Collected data
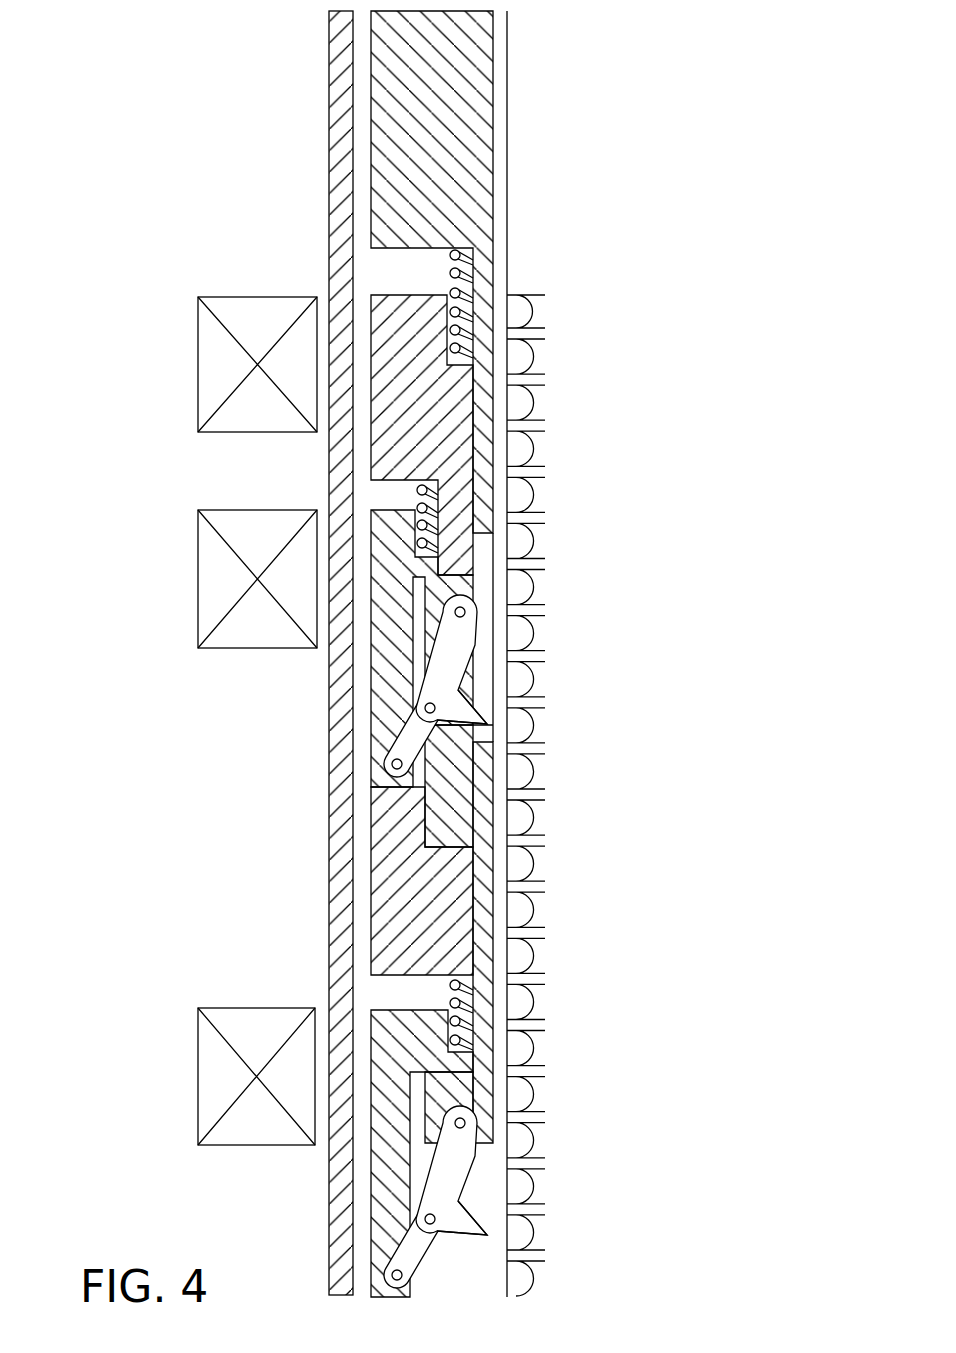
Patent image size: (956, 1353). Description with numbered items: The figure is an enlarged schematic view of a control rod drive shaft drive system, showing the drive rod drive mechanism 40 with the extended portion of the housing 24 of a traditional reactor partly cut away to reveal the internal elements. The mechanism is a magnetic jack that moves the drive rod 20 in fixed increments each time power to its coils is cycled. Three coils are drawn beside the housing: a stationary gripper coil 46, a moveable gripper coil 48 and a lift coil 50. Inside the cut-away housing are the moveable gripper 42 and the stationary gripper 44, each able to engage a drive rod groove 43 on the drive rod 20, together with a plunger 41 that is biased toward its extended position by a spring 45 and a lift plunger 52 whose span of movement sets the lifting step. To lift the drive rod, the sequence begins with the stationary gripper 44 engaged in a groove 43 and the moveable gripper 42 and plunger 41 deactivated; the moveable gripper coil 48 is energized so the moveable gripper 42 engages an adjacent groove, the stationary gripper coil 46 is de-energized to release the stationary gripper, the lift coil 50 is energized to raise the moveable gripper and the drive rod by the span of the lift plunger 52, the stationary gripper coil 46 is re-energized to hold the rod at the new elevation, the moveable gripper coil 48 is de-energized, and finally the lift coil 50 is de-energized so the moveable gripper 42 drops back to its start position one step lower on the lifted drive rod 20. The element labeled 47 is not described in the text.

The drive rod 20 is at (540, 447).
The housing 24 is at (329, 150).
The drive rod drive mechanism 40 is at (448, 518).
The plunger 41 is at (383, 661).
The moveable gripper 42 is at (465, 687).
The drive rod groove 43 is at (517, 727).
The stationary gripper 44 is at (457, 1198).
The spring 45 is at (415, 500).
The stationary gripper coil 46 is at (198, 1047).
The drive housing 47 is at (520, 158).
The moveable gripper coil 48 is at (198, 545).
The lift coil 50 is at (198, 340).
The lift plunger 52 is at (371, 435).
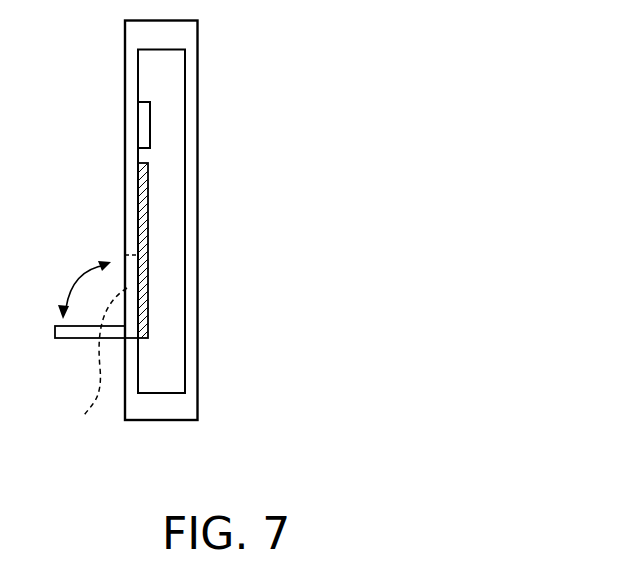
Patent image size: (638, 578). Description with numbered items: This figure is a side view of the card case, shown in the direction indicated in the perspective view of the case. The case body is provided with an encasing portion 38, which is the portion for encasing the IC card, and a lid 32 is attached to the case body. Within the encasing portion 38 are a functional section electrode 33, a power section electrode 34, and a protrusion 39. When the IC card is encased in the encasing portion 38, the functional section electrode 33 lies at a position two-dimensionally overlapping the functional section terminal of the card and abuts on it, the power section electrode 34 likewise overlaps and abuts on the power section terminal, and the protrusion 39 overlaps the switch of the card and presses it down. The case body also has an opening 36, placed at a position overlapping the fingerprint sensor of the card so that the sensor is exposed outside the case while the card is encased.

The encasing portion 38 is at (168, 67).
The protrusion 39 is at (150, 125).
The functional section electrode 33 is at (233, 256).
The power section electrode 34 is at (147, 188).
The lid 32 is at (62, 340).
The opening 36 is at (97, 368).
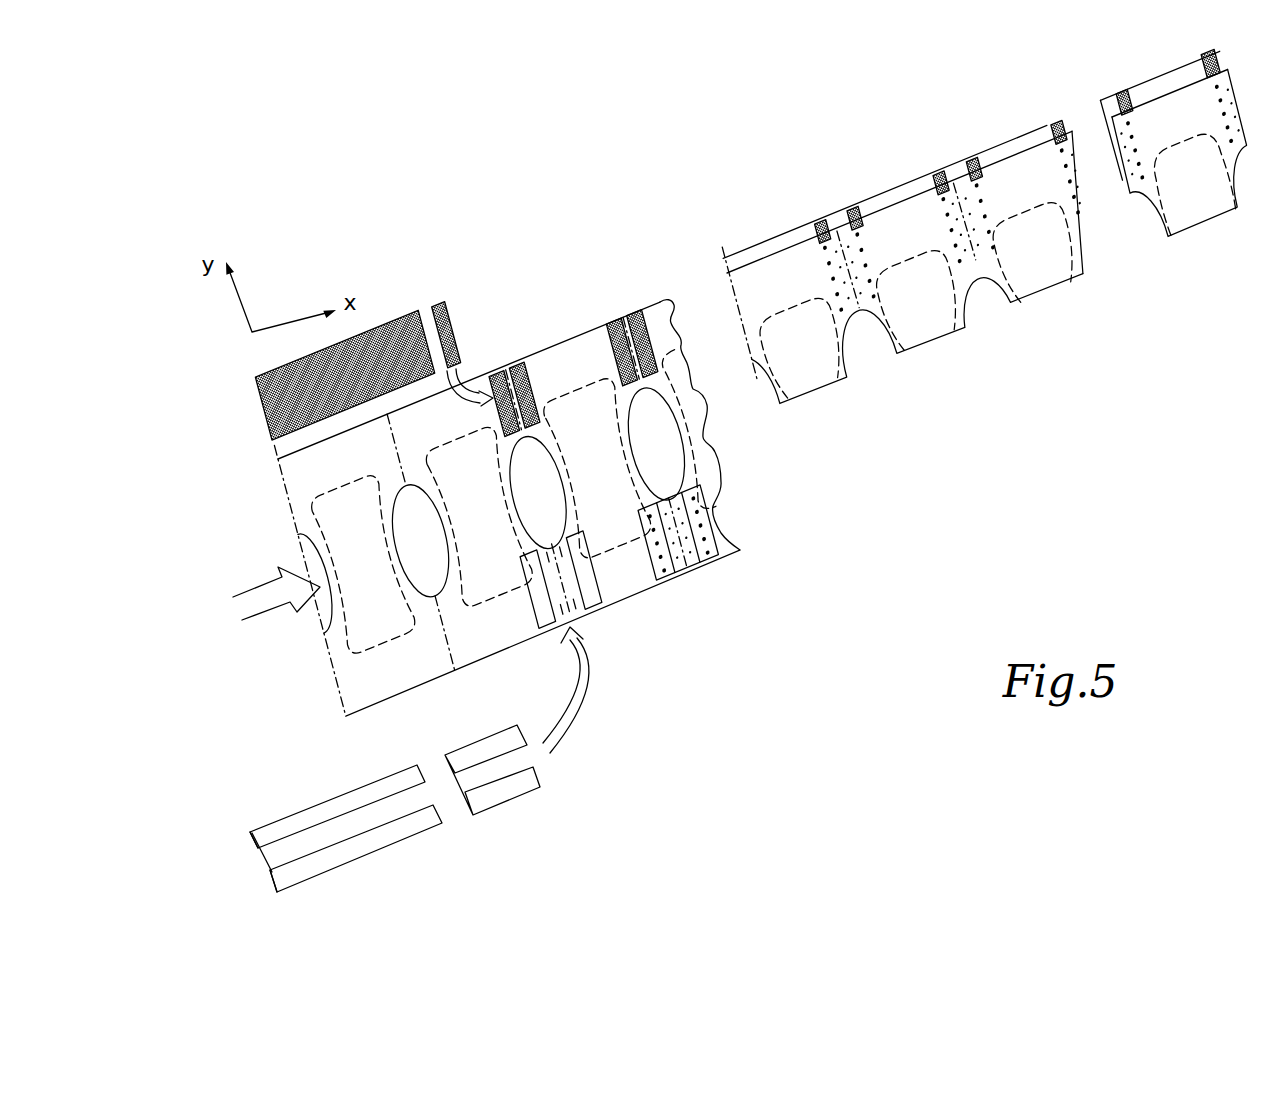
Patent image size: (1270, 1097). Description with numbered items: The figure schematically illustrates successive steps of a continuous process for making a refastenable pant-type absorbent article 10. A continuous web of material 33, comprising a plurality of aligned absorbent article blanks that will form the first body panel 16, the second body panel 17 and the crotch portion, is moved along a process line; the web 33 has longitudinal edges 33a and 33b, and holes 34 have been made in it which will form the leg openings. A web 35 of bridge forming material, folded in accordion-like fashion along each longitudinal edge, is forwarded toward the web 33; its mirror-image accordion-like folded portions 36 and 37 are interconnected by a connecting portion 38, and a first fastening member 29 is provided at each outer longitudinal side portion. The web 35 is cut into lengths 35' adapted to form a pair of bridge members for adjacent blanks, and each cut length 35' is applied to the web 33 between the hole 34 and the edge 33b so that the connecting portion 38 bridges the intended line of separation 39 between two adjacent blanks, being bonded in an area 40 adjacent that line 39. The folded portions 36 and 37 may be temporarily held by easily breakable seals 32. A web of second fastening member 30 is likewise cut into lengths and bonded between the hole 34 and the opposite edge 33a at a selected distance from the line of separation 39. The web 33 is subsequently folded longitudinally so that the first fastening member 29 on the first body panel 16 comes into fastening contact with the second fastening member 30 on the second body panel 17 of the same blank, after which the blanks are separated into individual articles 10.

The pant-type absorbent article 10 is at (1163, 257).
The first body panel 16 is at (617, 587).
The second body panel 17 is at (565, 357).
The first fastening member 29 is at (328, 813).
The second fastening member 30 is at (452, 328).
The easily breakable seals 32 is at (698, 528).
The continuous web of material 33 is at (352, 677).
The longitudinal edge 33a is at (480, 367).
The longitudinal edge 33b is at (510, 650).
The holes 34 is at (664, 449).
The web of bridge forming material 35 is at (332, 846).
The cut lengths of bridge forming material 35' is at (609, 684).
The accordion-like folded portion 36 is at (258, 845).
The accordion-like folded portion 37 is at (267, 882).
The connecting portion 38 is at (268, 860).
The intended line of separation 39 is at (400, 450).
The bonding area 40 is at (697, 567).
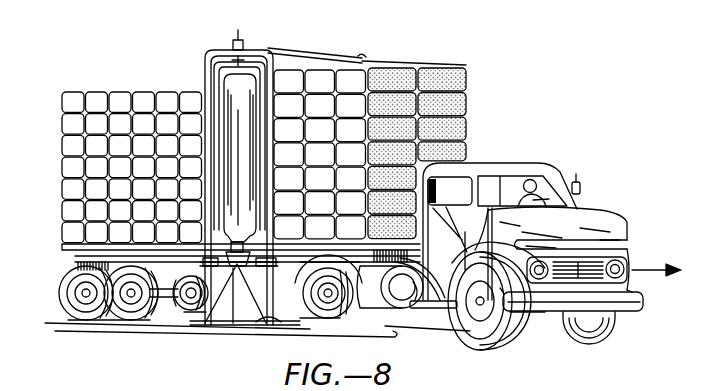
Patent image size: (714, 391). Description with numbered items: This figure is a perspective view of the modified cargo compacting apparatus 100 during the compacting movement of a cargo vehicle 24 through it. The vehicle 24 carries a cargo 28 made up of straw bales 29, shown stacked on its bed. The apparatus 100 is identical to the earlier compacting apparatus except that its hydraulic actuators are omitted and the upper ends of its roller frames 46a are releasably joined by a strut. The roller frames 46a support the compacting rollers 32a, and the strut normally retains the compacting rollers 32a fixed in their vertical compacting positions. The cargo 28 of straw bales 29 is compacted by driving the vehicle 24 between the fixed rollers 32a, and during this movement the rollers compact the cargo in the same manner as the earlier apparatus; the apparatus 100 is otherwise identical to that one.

▶ [Exercise aim] Put every line of the records above into a Markdown table with two columns, "Row" for the row number and "Line" for the line itself. Leave out blank lines and the pictures.

▶ [Completed task]
| Row | Line |
|---|---|
| 1 | Patent image size: (956, 1353). Description with numbered items: The figure is an enlarged schematic view of a control rod drive shaft drive system, showing the drive rod drive mechanism 40 with the extended portion of the housing 24 of a traditional reactor partly cut away to reveal the internal elements. The mechanism is a magnetic jack that moves the drive rod 20 in fixed increments each time power to its coils is cycled. Three coils are drawn beside the housing: a stationary gripper coil 46, a moveable gripper coil 48 and a lift coil 50. Inside the cut-away housing are the moveable gripper 42 and the stationary gripper 44, each able to engage a drive rod groove 43 on the drive rod 20, together with a plunger 41 that is biased toward its extended position by a spring 45 and a lift plunger 52 whose span of movement sets the lifting step. To lift the drive rod, the sequence begins with the stationary gripper 44 engaged in a groove 43 and the moveable gripper 42 and plunger 41 deactivated; the moveable gripper coil 48 is energized so the moveable gripper 42 engages an adjacent groove, the stationary gripper coil 46 is de-energized to release the stationary gripper, the lift coil 50 is energized to raise the moveable gripper and the drive rod by the span of the lift plunger 52, the stationary gripper coil 46 is re-energized to hold the rod at the new elevation, the moveable gripper coil 48 is de-energized, and finally the lift coil 50 is de-energized so the moveable gripper 42 drops back to its start position one step lower on the lifted drive rod 20. The element labeled 47 is not described in the text. |
| 2 | The drive rod 20 is at (540, 447). |
| 3 | The housing 24 is at (329, 150). |
| 4 | The drive rod drive mechanism 40 is at (448, 518). |
| 5 | The plunger 41 is at (383, 661). |
| 6 | The moveable gripper 42 is at (465, 687). |
| 7 | The drive rod groove 43 is at (517, 727). |
| 8 | The stationary gripper 44 is at (457, 1198). |
| 9 | The spring 45 is at (415, 500). |
| 10 | The stationary gripper coil 46 is at (198, 1047). |
| 11 | The drive housing 47 is at (520, 158). |
| 12 | The moveable gripper coil 48 is at (198, 545). |
| 13 | The lift coil 50 is at (198, 340). |
| 14 | The lift plunger 52 is at (371, 435). |
| 15 | Patent image size: (638, 578). Description with numbered items: This figure is a side view of the card case, shown in the direction indicated in the perspective view of the case. The case body is provided with an encasing portion 38, which is the portion for encasing the IC card, and a lid 32 is attached to the case body. Within the encasing portion 38 are a functional section electrode 33, a power section electrode 34, and a protrusion 39. When the IC card is encased in the encasing portion 38, the functional section electrode 33 lies at a position two-dimensionally overlapping the functional section terminal of the card and abuts on it, the power section electrode 34 likewise overlaps and abuts on the power section terminal, and the protrusion 39 overlaps the switch of the card and presses it down. The case body also has an opening 36, placed at a position overlapping the fingerprint sensor of the card so that the sensor is exposed outside the case while the card is encased. |
| 16 | The encasing portion 38 is at (168, 67). |
| 17 | The protrusion 39 is at (150, 125). |
| 18 | The functional section electrode 33 is at (233, 256). |
| 19 | The power section electrode 34 is at (147, 188). |
| 20 | The lid 32 is at (62, 340). |
| 21 | The opening 36 is at (97, 368). |
| 22 | Patent image size: (1270, 1097). Description with numbered items: The figure schematically illustrates successive steps of a continuous process for making a refastenable pant-type absorbent article 10. A continuous web of material 33, comprising a plurality of aligned absorbent article blanks that will form the first body panel 16, the second body panel 17 and the crotch portion, is moved along a process line; the web 33 has longitudinal edges 33a and 33b, and holes 34 have been made in it which will form the leg openings. A web 35 of bridge forming material, folded in accordion-like fashion along each longitudinal edge, is forwarded toward the web 33; its mirror-image accordion-like folded portions 36 and 37 are interconnected by a connecting portion 38, and a first fastening member 29 is provided at each outer longitudinal side portion. The web 35 is cut into lengths 35' adapted to form a pair of bridge members for adjacent blanks, and each cut length 35' is applied to the web 33 between the hole 34 and the edge 33b so that the connecting portion 38 bridges the intended line of separation 39 between two adjacent blanks, being bonded in an area 40 adjacent that line 39. The folded portions 36 and 37 may be temporarily held by easily breakable seals 32. A web of second fastening member 30 is likewise cut into lengths and bonded between the hole 34 and the opposite edge 33a at a selected distance from the line of separation 39. The web 33 is subsequently folded longitudinally so that the first fastening member 29 on the first body panel 16 comes into fastening contact with the second fastening member 30 on the second body panel 17 of the same blank, after which the blanks are separated into individual articles 10. |
| 23 | The pant-type absorbent article 10 is at (1163, 257). |
| 24 | The first body panel 16 is at (617, 587). |
| 25 | The second body panel 17 is at (565, 357). |
| 26 | The first fastening member 29 is at (328, 813). |
| 27 | The second fastening member 30 is at (452, 328). |
| 28 | The easily breakable seals 32 is at (698, 528). |
| 29 | The continuous web of material 33 is at (352, 677). |
| 30 | The longitudinal edge 33a is at (480, 367). |
| 31 | The longitudinal edge 33b is at (510, 650). |
| 32 | The holes 34 is at (664, 449). |
| 33 | The web of bridge forming material 35 is at (332, 846). |
| 34 | The cut lengths of bridge forming material 35' is at (609, 684). |
| 35 | The accordion-like folded portion 36 is at (258, 845). |
| 36 | The accordion-like folded portion 37 is at (267, 882). |
| 37 | The connecting portion 38 is at (268, 860). |
| 38 | The intended line of separation 39 is at (400, 450). |
| 39 | The bonding area 40 is at (697, 567). |
| 40 | Patent image size: (714, 391). Description with numbered items: This figure is a perspective view of the modified cargo compacting apparatus 100 during the compacting movement of a cargo vehicle 24 through it. The vehicle 24 carries a cargo 28 made up of straw bales 29, shown stacked on its bed. The apparatus 100 is identical to the earlier compacting apparatus except that its hydraulic actuators are omitted and the upper ends of its roller frames 46a are releasably joined by a strut. The roller frames 46a support the compacting rollers 32a, and the strut normally retains the compacting rollers 32a fixed in their vertical compacting positions. The cargo 28 of straw bales 29 is compacted by driving the vehicle 24 between the fixed rollers 32a, and during this movement the rollers compact the cargo in the same manner as the earlier apparatus; the apparatus 100 is otherwise identical to that one. |